### Input

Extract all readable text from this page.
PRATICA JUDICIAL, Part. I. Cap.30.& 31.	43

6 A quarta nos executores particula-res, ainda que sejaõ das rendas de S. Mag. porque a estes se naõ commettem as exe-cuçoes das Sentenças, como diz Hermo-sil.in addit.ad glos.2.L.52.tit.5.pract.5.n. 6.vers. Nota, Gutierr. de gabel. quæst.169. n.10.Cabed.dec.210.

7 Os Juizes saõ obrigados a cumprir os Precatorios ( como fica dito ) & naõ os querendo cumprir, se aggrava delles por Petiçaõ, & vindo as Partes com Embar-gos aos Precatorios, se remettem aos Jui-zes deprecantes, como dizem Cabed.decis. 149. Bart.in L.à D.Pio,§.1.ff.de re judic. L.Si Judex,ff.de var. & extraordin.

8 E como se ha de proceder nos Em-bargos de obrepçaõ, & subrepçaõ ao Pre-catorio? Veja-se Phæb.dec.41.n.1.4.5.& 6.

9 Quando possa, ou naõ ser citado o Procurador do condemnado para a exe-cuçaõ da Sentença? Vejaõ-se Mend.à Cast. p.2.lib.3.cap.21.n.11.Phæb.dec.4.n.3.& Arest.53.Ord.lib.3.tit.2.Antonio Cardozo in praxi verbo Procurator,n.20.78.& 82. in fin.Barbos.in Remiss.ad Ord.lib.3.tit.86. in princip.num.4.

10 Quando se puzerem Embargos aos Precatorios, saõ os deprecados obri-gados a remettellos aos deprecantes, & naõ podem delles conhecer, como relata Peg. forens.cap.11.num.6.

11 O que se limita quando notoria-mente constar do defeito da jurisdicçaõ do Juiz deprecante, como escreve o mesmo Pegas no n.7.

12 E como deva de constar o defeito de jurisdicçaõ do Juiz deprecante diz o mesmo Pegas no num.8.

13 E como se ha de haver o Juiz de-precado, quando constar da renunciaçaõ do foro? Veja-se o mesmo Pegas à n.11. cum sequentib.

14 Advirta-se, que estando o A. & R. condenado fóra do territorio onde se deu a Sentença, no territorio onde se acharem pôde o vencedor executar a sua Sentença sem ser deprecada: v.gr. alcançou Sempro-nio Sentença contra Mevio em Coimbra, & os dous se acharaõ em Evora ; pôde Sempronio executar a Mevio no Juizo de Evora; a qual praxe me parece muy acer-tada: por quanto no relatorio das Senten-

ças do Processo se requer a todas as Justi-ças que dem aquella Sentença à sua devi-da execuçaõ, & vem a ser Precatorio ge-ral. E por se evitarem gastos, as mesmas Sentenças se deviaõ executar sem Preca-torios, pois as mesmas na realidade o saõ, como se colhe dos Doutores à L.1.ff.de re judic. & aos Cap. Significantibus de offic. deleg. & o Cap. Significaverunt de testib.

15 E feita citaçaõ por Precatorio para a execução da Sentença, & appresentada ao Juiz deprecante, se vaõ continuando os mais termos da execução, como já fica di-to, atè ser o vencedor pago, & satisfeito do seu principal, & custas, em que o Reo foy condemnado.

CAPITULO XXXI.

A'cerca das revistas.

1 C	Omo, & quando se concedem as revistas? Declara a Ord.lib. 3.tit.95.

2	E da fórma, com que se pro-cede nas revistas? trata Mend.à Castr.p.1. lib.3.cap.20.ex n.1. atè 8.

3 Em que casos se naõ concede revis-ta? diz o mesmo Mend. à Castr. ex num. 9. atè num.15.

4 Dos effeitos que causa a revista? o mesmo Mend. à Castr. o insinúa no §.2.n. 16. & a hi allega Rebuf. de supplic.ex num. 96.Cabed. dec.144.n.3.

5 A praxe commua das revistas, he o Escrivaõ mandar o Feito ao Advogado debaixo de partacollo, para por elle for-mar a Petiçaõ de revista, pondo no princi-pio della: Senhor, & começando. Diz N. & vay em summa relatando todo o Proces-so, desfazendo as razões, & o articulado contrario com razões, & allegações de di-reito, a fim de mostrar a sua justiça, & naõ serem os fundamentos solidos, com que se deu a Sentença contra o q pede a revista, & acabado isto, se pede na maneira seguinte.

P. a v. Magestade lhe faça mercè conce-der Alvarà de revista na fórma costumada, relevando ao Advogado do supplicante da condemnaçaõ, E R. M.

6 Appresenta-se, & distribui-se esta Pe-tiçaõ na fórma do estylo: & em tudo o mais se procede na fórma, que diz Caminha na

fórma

### Written task
Copy out the whole listing, exactly as written.

### Finished exercise
Extract all readable text from this page.
PRATICA JUDICIAL, Part. I. Cap.30.& 31.	43

6 A quarta nos executores particula-res, ainda que sejaõ das rendas de S. Mag. porque a estes se naõ commettem as exe-cuçoes das Sentenças, como diz Hermo-sil.in addit.ad glos.2.L.52.tit.5.pract.5.n. 6.vers. Nota, Gutierr. de gabel. quæst.169. n.10.Cabed.dec.210.

7 Os Juizes saõ obrigados a cumprir os Precatorios ( como fica dito ) & naõ os querendo cumprir, se aggrava delles por Petiçaõ, & vindo as Partes com Embar-gos aos Precatorios, se remettem aos Jui-zes deprecantes, como dizem Cabed.decis. 149. Bart.in L.à D.Pio,§.1.ff.de re judic. L.Si Judex,ff.de var. & extraordin.

8 E como se ha de proceder nos Em-bargos de obrepçaõ, & subrepçaõ ao Pre-catorio? Veja-se Phæb.dec.41.n.1.4.5.& 6.

9 Quando possa, ou naõ ser citado o Procurador do condemnado para a exe-cuçaõ da Sentença? Vejaõ-se Mend.à Cast. p.2.lib.3.cap.21.n.11.Phæb.dec.4.n.3.& Arest.53.Ord.lib.3.tit.2.Antonio Cardozo in praxi verbo Procurator,n.20.78.& 82. in fin.Barbos.in Remiss.ad Ord.lib.3.tit.86. in princip.num.4.

10 Quando se puzerem Embargos aos Precatorios, saõ os deprecados obri-gados a remettellos aos deprecantes, & naõ podem delles conhecer, como relata Peg. forens.cap.11.num.6.

11 O que se limita quando notoria-mente constar do defeito da jurisdicçaõ do Juiz deprecante, como escreve o mesmo Pegas no n.7.

12 E como deva de constar o defeito de jurisdicçaõ do Juiz deprecante diz o mesmo Pegas no num.8.

13 E como se ha de haver o Juiz de-precado, quando constar da renunciaçaõ do foro? Veja-se o mesmo Pegas à n.11. cum sequentib.

14 Advirta-se, que estando o A. & R. condenado fóra do territorio onde se deu a Sentença, no territorio onde se acharem pôde o vencedor executar a sua Sentença sem ser deprecada: v.gr. alcançou Sempro-nio Sentença contra Mevio em Coimbra, & os dous se acharaõ em Evora ; pôde Sempronio executar a Mevio no Juizo de Evora; a qual praxe me parece muy acer-tada: por quanto no relatorio das Senten-

ças do Processo se requer a todas as Justi-ças que dem aquella Sentença à sua devi-da execuçaõ, & vem a ser Precatorio ge-ral. E por se evitarem gastos, as mesmas Sentenças se deviaõ executar sem Preca-torios, pois as mesmas na realidade o saõ, como se colhe dos Doutores à L.1.ff.de re judic. & aos Cap. Significantibus de offic. deleg. & o Cap. Significaverunt de testib.

15 E feita citaçaõ por Precatorio para a execução da Sentença, & appresentada ao Juiz deprecante, se vaõ continuando os mais termos da execução, como já fica di-to, atè ser o vencedor pago, & satisfeito do seu principal, & custas, em que o Reo foy condemnado.

CAPITULO XXXI.

A'cerca das revistas.

1 C	Omo, & quando se concedem as revistas? Declara a Ord.lib. 3.tit.95.

2	E da fórma, com que se pro-cede nas revistas? trata Mend.à Castr.p.1. lib.3.cap.20.ex n.1. atè 8.

3 Em que casos se naõ concede revis-ta? diz o mesmo Mend. à Castr. ex num. 9. atè num.15.

4 Dos effeitos que causa a revista? o mesmo Mend. à Castr. o insinúa no §.2.n. 16. & a hi allega Rebuf. de supplic.ex num. 96.Cabed. dec.144.n.3.

5 A praxe commua das revistas, he o Escrivaõ mandar o Feito ao Advogado debaixo de partacollo, para por elle for-mar a Petiçaõ de revista, pondo no princi-pio della: Senhor, & começando. Diz N. & vay em summa relatando todo o Proces-so, desfazendo as razões, & o articulado contrario com razões, & allegações de di-reito, a fim de mostrar a sua justiça, & naõ serem os fundamentos solidos, com que se deu a Sentença contra o q pede a revista, & acabado isto, se pede na maneira seguinte.

P. a v. Magestade lhe faça mercè conce-der Alvarà de revista na fórma costumada, relevando ao Advogado do supplicante da condemnaçaõ, E R. M.

6 Appresenta-se, & distribui-se esta Pe-tiçaõ na fórma do estylo: & em tudo o mais se procede na fórma, que diz Caminha na

fórma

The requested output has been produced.